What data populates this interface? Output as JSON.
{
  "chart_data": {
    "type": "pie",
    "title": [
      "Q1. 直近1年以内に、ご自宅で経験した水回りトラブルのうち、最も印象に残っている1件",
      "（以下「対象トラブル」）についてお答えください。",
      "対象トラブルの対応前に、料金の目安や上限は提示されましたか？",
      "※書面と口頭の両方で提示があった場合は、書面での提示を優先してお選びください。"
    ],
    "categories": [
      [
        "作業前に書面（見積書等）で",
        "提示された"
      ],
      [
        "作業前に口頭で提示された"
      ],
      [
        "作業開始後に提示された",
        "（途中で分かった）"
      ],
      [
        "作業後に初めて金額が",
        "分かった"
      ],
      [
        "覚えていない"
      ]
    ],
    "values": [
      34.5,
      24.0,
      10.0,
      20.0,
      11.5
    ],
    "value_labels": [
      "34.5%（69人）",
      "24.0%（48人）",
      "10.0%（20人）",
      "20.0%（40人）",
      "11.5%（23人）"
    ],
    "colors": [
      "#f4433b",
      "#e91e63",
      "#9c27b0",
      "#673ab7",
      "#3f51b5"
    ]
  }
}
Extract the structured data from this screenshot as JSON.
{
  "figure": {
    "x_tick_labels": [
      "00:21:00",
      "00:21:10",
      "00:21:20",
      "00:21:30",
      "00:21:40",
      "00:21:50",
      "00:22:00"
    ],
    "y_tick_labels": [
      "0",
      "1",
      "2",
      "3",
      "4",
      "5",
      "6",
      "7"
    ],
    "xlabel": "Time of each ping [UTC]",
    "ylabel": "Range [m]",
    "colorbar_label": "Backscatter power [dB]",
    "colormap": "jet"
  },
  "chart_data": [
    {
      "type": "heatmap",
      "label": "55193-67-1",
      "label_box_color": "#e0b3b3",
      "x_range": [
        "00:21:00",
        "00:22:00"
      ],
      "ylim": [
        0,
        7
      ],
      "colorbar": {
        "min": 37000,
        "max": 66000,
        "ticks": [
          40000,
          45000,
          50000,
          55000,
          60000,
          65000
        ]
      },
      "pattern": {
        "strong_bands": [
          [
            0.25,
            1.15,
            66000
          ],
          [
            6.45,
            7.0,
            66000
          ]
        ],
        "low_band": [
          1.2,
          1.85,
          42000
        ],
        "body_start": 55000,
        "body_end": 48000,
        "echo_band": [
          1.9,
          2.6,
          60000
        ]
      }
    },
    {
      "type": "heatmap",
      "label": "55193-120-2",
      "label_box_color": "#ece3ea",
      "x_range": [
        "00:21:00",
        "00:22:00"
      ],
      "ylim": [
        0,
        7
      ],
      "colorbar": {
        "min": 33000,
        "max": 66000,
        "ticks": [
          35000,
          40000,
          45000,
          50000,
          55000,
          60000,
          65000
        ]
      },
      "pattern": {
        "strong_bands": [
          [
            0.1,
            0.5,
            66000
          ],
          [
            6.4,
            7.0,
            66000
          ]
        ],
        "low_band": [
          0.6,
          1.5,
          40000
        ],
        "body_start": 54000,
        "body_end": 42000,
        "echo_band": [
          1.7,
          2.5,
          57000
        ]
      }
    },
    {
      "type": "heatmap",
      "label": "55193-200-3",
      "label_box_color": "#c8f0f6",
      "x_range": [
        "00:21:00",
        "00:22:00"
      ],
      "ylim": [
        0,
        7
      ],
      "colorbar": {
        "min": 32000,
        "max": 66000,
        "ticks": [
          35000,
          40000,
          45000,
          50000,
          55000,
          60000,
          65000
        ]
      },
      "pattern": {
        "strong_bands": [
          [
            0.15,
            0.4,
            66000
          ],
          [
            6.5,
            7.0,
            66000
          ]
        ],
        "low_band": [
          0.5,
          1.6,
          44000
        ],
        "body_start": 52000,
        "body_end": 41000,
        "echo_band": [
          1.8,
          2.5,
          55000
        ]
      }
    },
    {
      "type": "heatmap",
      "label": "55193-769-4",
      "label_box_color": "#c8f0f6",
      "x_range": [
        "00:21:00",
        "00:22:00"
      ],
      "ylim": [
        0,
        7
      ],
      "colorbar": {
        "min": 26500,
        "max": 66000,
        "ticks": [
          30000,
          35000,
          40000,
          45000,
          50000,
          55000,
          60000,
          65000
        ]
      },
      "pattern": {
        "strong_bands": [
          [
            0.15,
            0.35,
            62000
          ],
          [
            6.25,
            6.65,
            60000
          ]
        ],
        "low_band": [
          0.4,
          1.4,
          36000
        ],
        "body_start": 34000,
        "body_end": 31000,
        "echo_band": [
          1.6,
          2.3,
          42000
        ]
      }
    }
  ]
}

> **YOUR GOAL**: Copy out all of the data exactly, leaving nothing out.

> **SOLVED PROBLEM**:
What data populates this interface? Output as JSON.
{
  "chart_data": {
    "type": "pie",
    "title": [
      "Q1. 直近1年以内に、ご自宅で経験した水回りトラブルのうち、最も印象に残っている1件",
      "（以下「対象トラブル」）についてお答えください。",
      "対象トラブルの対応前に、料金の目安や上限は提示されましたか？",
      "※書面と口頭の両方で提示があった場合は、書面での提示を優先してお選びください。"
    ],
    "categories": [
      [
        "作業前に書面（見積書等）で",
        "提示された"
      ],
      [
        "作業前に口頭で提示された"
      ],
      [
        "作業開始後に提示された",
        "（途中で分かった）"
      ],
      [
        "作業後に初めて金額が",
        "分かった"
      ],
      [
        "覚えていない"
      ]
    ],
    "values": [
      34.5,
      24.0,
      10.0,
      20.0,
      11.5
    ],
    "value_labels": [
      "34.5%（69人）",
      "24.0%（48人）",
      "10.0%（20人）",
      "20.0%（40人）",
      "11.5%（23人）"
    ],
    "colors": [
      "#f4433b",
      "#e91e63",
      "#9c27b0",
      "#673ab7",
      "#3f51b5"
    ]
  }
}
Extract the structured data from this screenshot as JSON.
{
  "figure": {
    "x_tick_labels": [
      "00:21:00",
      "00:21:10",
      "00:21:20",
      "00:21:30",
      "00:21:40",
      "00:21:50",
      "00:22:00"
    ],
    "y_tick_labels": [
      "0",
      "1",
      "2",
      "3",
      "4",
      "5",
      "6",
      "7"
    ],
    "xlabel": "Time of each ping [UTC]",
    "ylabel": "Range [m]",
    "colorbar_label": "Backscatter power [dB]",
    "colormap": "jet"
  },
  "chart_data": [
    {
      "type": "heatmap",
      "label": "55193-67-1",
      "label_box_color": "#e0b3b3",
      "x_range": [
        "00:21:00",
        "00:22:00"
      ],
      "ylim": [
        0,
        7
      ],
      "colorbar": {
        "min": 37000,
        "max": 66000,
        "ticks": [
          40000,
          45000,
          50000,
          55000,
          60000,
          65000
        ]
      },
      "pattern": {
        "strong_bands": [
          [
            0.25,
            1.15,
            66000
          ],
          [
            6.45,
            7.0,
            66000
          ]
        ],
        "low_band": [
          1.2,
          1.85,
          42000
        ],
        "body_start": 55000,
        "body_end": 48000,
        "echo_band": [
          1.9,
          2.6,
          60000
        ]
      }
    },
    {
      "type": "heatmap",
      "label": "55193-120-2",
      "label_box_color": "#ece3ea",
      "x_range": [
        "00:21:00",
        "00:22:00"
      ],
      "ylim": [
        0,
        7
      ],
      "colorbar": {
        "min": 33000,
        "max": 66000,
        "ticks": [
          35000,
          40000,
          45000,
          50000,
          55000,
          60000,
          65000
        ]
      },
      "pattern": {
        "strong_bands": [
          [
            0.1,
            0.5,
            66000
          ],
          [
            6.4,
            7.0,
            66000
          ]
        ],
        "low_band": [
          0.6,
          1.5,
          40000
        ],
        "body_start": 54000,
        "body_end": 42000,
        "echo_band": [
          1.7,
          2.5,
          57000
        ]
      }
    },
    {
      "type": "heatmap",
      "label": "55193-200-3",
      "label_box_color": "#c8f0f6",
      "x_range": [
        "00:21:00",
        "00:22:00"
      ],
      "ylim": [
        0,
        7
      ],
      "colorbar": {
        "min": 32000,
        "max": 66000,
        "ticks": [
          35000,
          40000,
          45000,
          50000,
          55000,
          60000,
          65000
        ]
      },
      "pattern": {
        "strong_bands": [
          [
            0.15,
            0.4,
            66000
          ],
          [
            6.5,
            7.0,
            66000
          ]
        ],
        "low_band": [
          0.5,
          1.6,
          44000
        ],
        "body_start": 52000,
        "body_end": 41000,
        "echo_band": [
          1.8,
          2.5,
          55000
        ]
      }
    },
    {
      "type": "heatmap",
      "label": "55193-769-4",
      "label_box_color": "#c8f0f6",
      "x_range": [
        "00:21:00",
        "00:22:00"
      ],
      "ylim": [
        0,
        7
      ],
      "colorbar": {
        "min": 26500,
        "max": 66000,
        "ticks": [
          30000,
          35000,
          40000,
          45000,
          50000,
          55000,
          60000,
          65000
        ]
      },
      "pattern": {
        "strong_bands": [
          [
            0.15,
            0.35,
            62000
          ],
          [
            6.25,
            6.65,
            60000
          ]
        ],
        "low_band": [
          0.4,
          1.4,
          36000
        ],
        "body_start": 34000,
        "body_end": 31000,
        "echo_band": [
          1.6,
          2.3,
          42000
        ]
      }
    }
  ]
}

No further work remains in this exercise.